>> begin LISTED RECORDS

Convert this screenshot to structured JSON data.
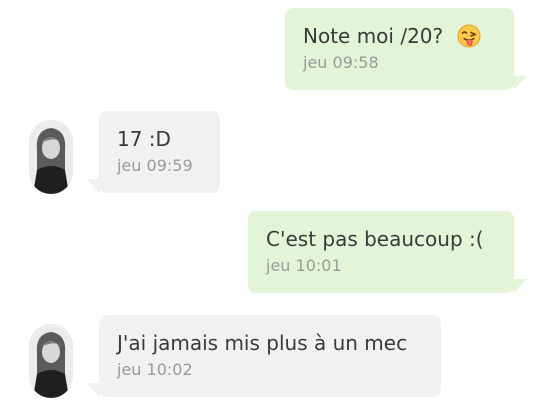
{
  "conversation": {
    "messages": [
      {
        "direction": "outgoing",
        "text": "Note moi /20?",
        "emoji": "winking-tongue-emoji",
        "time": "jeu 09:58"
      },
      {
        "direction": "incoming",
        "text": "17 :D",
        "time": "jeu 09:59"
      },
      {
        "direction": "outgoing",
        "text": "C'est pas beaucoup :(",
        "time": "jeu 10:01"
      },
      {
        "direction": "incoming",
        "text": "J'ai jamais mis plus à un mec",
        "time": "jeu 10:02"
      }
    ]
  },
  "colors": {
    "outgoing_bubble": "#e3f5d8",
    "incoming_bubble": "#f1f1f1",
    "message_text": "#3a3a3a",
    "timestamp_text": "#9a9a9a"
  }
}
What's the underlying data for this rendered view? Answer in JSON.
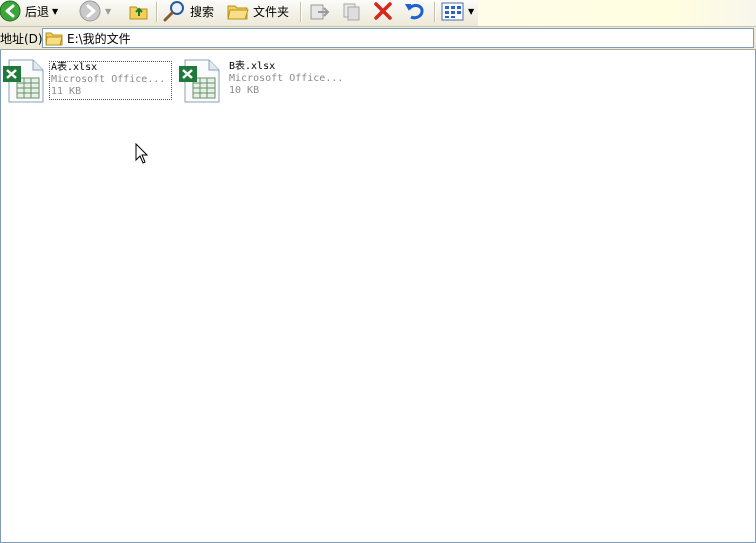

>> end LISTED RECORDS

OBJECTIVE:
Each line of the data is to be duplicated exactly; pictures stay out of the copy.

CORRECT OUTPUT:
Convert this screenshot to structured JSON data.
{
  "conversation": {
    "messages": [
      {
        "direction": "outgoing",
        "text": "Note moi /20?",
        "emoji": "winking-tongue-emoji",
        "time": "jeu 09:58"
      },
      {
        "direction": "incoming",
        "text": "17 :D",
        "time": "jeu 09:59"
      },
      {
        "direction": "outgoing",
        "text": "C'est pas beaucoup :(",
        "time": "jeu 10:01"
      },
      {
        "direction": "incoming",
        "text": "J'ai jamais mis plus à un mec",
        "time": "jeu 10:02"
      }
    ]
  },
  "colors": {
    "outgoing_bubble": "#e3f5d8",
    "incoming_bubble": "#f1f1f1",
    "message_text": "#3a3a3a",
    "timestamp_text": "#9a9a9a"
  }
}
What's the underlying data for this rendered view? Answer in JSON.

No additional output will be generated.